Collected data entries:
-- -- --
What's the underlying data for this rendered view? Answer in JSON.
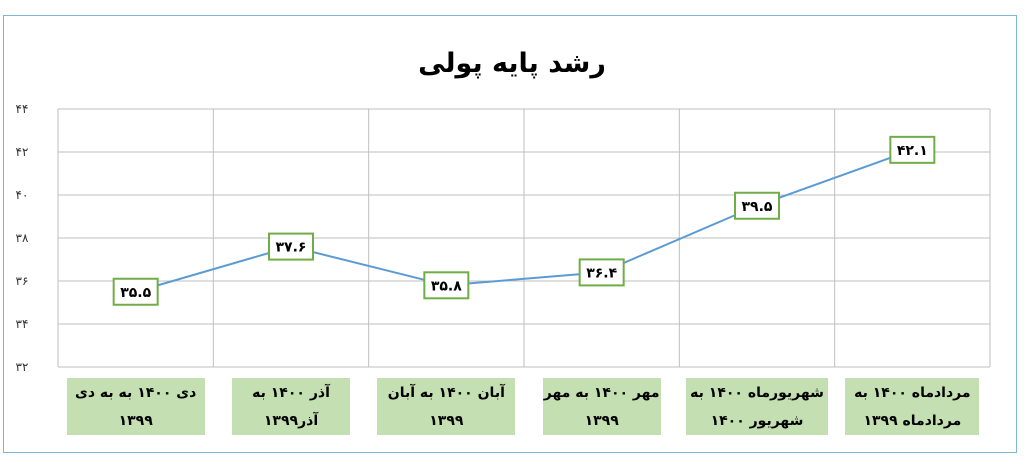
{
  "chart_data": {
    "type": "line",
    "title": "رشد پایه پولی",
    "xlabel": "",
    "ylabel": "",
    "ylim": [
      32,
      44
    ],
    "yticks": [
      "۳۲",
      "۳۴",
      "۳۶",
      "۳۸",
      "۴۰",
      "۴۲",
      "۴۴"
    ],
    "grid": true,
    "legend": "none",
    "categories": [
      [
        "مردادماه ۱۴۰۰ به",
        "مردادماه ۱۳۹۹"
      ],
      [
        "شهریورماه ۱۴۰۰ به",
        "شهریور ۱۴۰۰"
      ],
      [
        "مهر ۱۴۰۰ به مهر",
        "۱۳۹۹"
      ],
      [
        "آبان ۱۴۰۰ به آبان",
        "۱۳۹۹"
      ],
      [
        "آذر ۱۴۰۰ به",
        "آذر۱۳۹۹"
      ],
      [
        "دی ۱۴۰۰ به به دی",
        "۱۳۹۹"
      ]
    ],
    "series": [
      {
        "values": [
          42.1,
          39.5,
          36.4,
          35.8,
          37.6,
          35.5
        ],
        "labels": [
          "۴۲.۱",
          "۳۹.۵",
          "۳۶.۴",
          "۳۵.۸",
          "۳۷.۶",
          "۳۵.۵"
        ]
      }
    ],
    "colors": {
      "line": "#5b9bd5",
      "label_border": "#70ad47",
      "category_fill": "#c4dfb1",
      "grid": "#bfbfbf",
      "frame": "#7eb6d9"
    }
  }
}
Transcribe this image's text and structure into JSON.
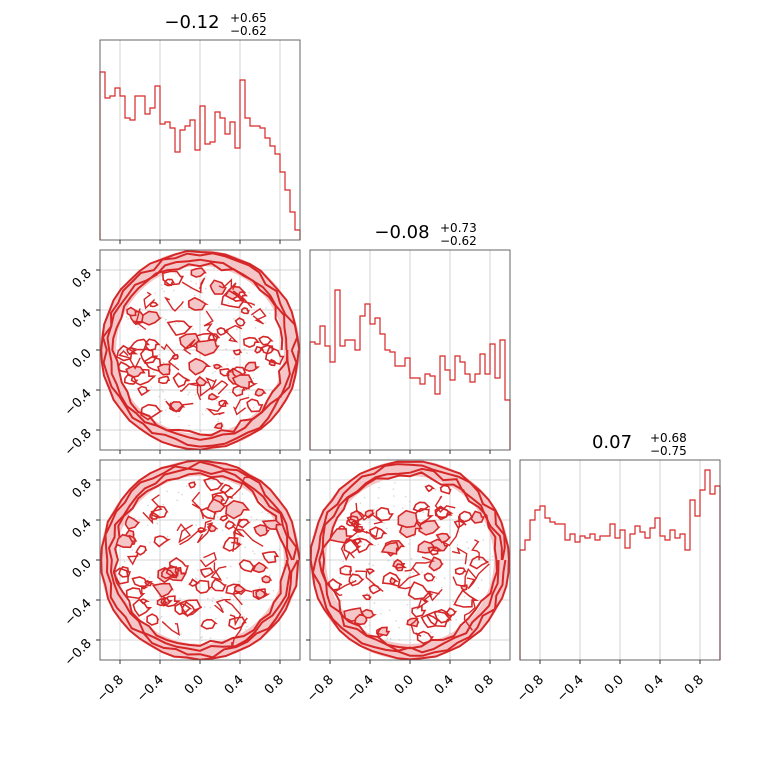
{
  "chart_data": {
    "type": "corner",
    "color": "#d62728",
    "fill_color": "#f4c6c7",
    "grid": true,
    "axis_ticks": [
      "−0.8",
      "−0.4",
      "0.0",
      "0.4",
      "0.8"
    ],
    "tick_values": [
      -0.8,
      -0.4,
      0.0,
      0.4,
      0.8
    ],
    "range": [
      -1.0,
      1.0
    ],
    "diagonal_titles": [
      {
        "base": "−0.12",
        "plus": "+0.65",
        "minus": "−0.62"
      },
      {
        "base": "−0.08",
        "plus": "+0.73",
        "minus": "−0.62"
      },
      {
        "base": "0.07",
        "plus": "+0.68",
        "minus": "−0.75"
      }
    ],
    "histograms": [
      {
        "bins": 40,
        "values": [
          0.84,
          0.71,
          0.72,
          0.76,
          0.72,
          0.61,
          0.6,
          0.72,
          0.72,
          0.63,
          0.66,
          0.77,
          0.58,
          0.59,
          0.56,
          0.44,
          0.55,
          0.57,
          0.6,
          0.45,
          0.67,
          0.48,
          0.49,
          0.64,
          0.61,
          0.53,
          0.59,
          0.46,
          0.8,
          0.61,
          0.57,
          0.57,
          0.56,
          0.51,
          0.47,
          0.43,
          0.34,
          0.25,
          0.14,
          0.05
        ]
      },
      {
        "bins": 40,
        "values": [
          0.54,
          0.53,
          0.62,
          0.52,
          0.44,
          0.8,
          0.52,
          0.55,
          0.55,
          0.5,
          0.67,
          0.73,
          0.63,
          0.66,
          0.58,
          0.5,
          0.49,
          0.42,
          0.42,
          0.46,
          0.36,
          0.36,
          0.33,
          0.38,
          0.37,
          0.28,
          0.47,
          0.4,
          0.35,
          0.47,
          0.44,
          0.38,
          0.34,
          0.38,
          0.48,
          0.38,
          0.53,
          0.36,
          0.55,
          0.25
        ]
      },
      {
        "bins": 40,
        "values": [
          0.55,
          0.6,
          0.7,
          0.75,
          0.77,
          0.71,
          0.69,
          0.68,
          0.68,
          0.6,
          0.63,
          0.59,
          0.62,
          0.61,
          0.63,
          0.6,
          0.62,
          0.62,
          0.68,
          0.61,
          0.65,
          0.56,
          0.63,
          0.67,
          0.64,
          0.61,
          0.66,
          0.71,
          0.62,
          0.6,
          0.65,
          0.61,
          0.63,
          0.55,
          0.8,
          0.72,
          0.85,
          0.95,
          0.83,
          0.87
        ]
      }
    ],
    "panels": [
      {
        "row": 0,
        "col": 0,
        "kind": "hist",
        "x_ticks": false,
        "y_ticks": false
      },
      {
        "row": 1,
        "col": 0,
        "kind": "2d",
        "x_ticks": false,
        "y_ticks": true
      },
      {
        "row": 1,
        "col": 1,
        "kind": "hist",
        "x_ticks": false,
        "y_ticks": false
      },
      {
        "row": 2,
        "col": 0,
        "kind": "2d",
        "x_ticks": true,
        "y_ticks": true
      },
      {
        "row": 2,
        "col": 1,
        "kind": "2d",
        "x_ticks": true,
        "y_ticks": false
      },
      {
        "row": 2,
        "col": 2,
        "kind": "hist",
        "x_ticks": true,
        "y_ticks": false
      }
    ]
  }
}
-- -- --
Set exercise
Without the pictures, restate all of the entries above verbatim.

The completed task
What's the underlying data for this rendered view? Answer in JSON.
{
  "chart_data": {
    "type": "line",
    "title": "رشد پایه پولی",
    "xlabel": "",
    "ylabel": "",
    "ylim": [
      32,
      44
    ],
    "yticks": [
      "۳۲",
      "۳۴",
      "۳۶",
      "۳۸",
      "۴۰",
      "۴۲",
      "۴۴"
    ],
    "grid": true,
    "legend": "none",
    "categories": [
      [
        "مردادماه ۱۴۰۰ به",
        "مردادماه ۱۳۹۹"
      ],
      [
        "شهریورماه ۱۴۰۰ به",
        "شهریور ۱۴۰۰"
      ],
      [
        "مهر ۱۴۰۰ به مهر",
        "۱۳۹۹"
      ],
      [
        "آبان ۱۴۰۰ به آبان",
        "۱۳۹۹"
      ],
      [
        "آذر ۱۴۰۰ به",
        "آذر۱۳۹۹"
      ],
      [
        "دی ۱۴۰۰ به به دی",
        "۱۳۹۹"
      ]
    ],
    "series": [
      {
        "values": [
          42.1,
          39.5,
          36.4,
          35.8,
          37.6,
          35.5
        ],
        "labels": [
          "۴۲.۱",
          "۳۹.۵",
          "۳۶.۴",
          "۳۵.۸",
          "۳۷.۶",
          "۳۵.۵"
        ]
      }
    ],
    "colors": {
      "line": "#5b9bd5",
      "label_border": "#70ad47",
      "category_fill": "#c4dfb1",
      "grid": "#bfbfbf",
      "frame": "#7eb6d9"
    }
  }
}
Transcribe this image's text and structure into JSON.
{
  "chart_data": {
    "type": "corner",
    "color": "#d62728",
    "fill_color": "#f4c6c7",
    "grid": true,
    "axis_ticks": [
      "−0.8",
      "−0.4",
      "0.0",
      "0.4",
      "0.8"
    ],
    "tick_values": [
      -0.8,
      -0.4,
      0.0,
      0.4,
      0.8
    ],
    "range": [
      -1.0,
      1.0
    ],
    "diagonal_titles": [
      {
        "base": "−0.12",
        "plus": "+0.65",
        "minus": "−0.62"
      },
      {
        "base": "−0.08",
        "plus": "+0.73",
        "minus": "−0.62"
      },
      {
        "base": "0.07",
        "plus": "+0.68",
        "minus": "−0.75"
      }
    ],
    "histograms": [
      {
        "bins": 40,
        "values": [
          0.84,
          0.71,
          0.72,
          0.76,
          0.72,
          0.61,
          0.6,
          0.72,
          0.72,
          0.63,
          0.66,
          0.77,
          0.58,
          0.59,
          0.56,
          0.44,
          0.55,
          0.57,
          0.6,
          0.45,
          0.67,
          0.48,
          0.49,
          0.64,
          0.61,
          0.53,
          0.59,
          0.46,
          0.8,
          0.61,
          0.57,
          0.57,
          0.56,
          0.51,
          0.47,
          0.43,
          0.34,
          0.25,
          0.14,
          0.05
        ]
      },
      {
        "bins": 40,
        "values": [
          0.54,
          0.53,
          0.62,
          0.52,
          0.44,
          0.8,
          0.52,
          0.55,
          0.55,
          0.5,
          0.67,
          0.73,
          0.63,
          0.66,
          0.58,
          0.5,
          0.49,
          0.42,
          0.42,
          0.46,
          0.36,
          0.36,
          0.33,
          0.38,
          0.37,
          0.28,
          0.47,
          0.4,
          0.35,
          0.47,
          0.44,
          0.38,
          0.34,
          0.38,
          0.48,
          0.38,
          0.53,
          0.36,
          0.55,
          0.25
        ]
      },
      {
        "bins": 40,
        "values": [
          0.55,
          0.6,
          0.7,
          0.75,
          0.77,
          0.71,
          0.69,
          0.68,
          0.68,
          0.6,
          0.63,
          0.59,
          0.62,
          0.61,
          0.63,
          0.6,
          0.62,
          0.62,
          0.68,
          0.61,
          0.65,
          0.56,
          0.63,
          0.67,
          0.64,
          0.61,
          0.66,
          0.71,
          0.62,
          0.6,
          0.65,
          0.61,
          0.63,
          0.55,
          0.8,
          0.72,
          0.85,
          0.95,
          0.83,
          0.87
        ]
      }
    ],
    "panels": [
      {
        "row": 0,
        "col": 0,
        "kind": "hist",
        "x_ticks": false,
        "y_ticks": false
      },
      {
        "row": 1,
        "col": 0,
        "kind": "2d",
        "x_ticks": false,
        "y_ticks": true
      },
      {
        "row": 1,
        "col": 1,
        "kind": "hist",
        "x_ticks": false,
        "y_ticks": false
      },
      {
        "row": 2,
        "col": 0,
        "kind": "2d",
        "x_ticks": true,
        "y_ticks": true
      },
      {
        "row": 2,
        "col": 1,
        "kind": "2d",
        "x_ticks": true,
        "y_ticks": false
      },
      {
        "row": 2,
        "col": 2,
        "kind": "hist",
        "x_ticks": true,
        "y_ticks": false
      }
    ]
  }
}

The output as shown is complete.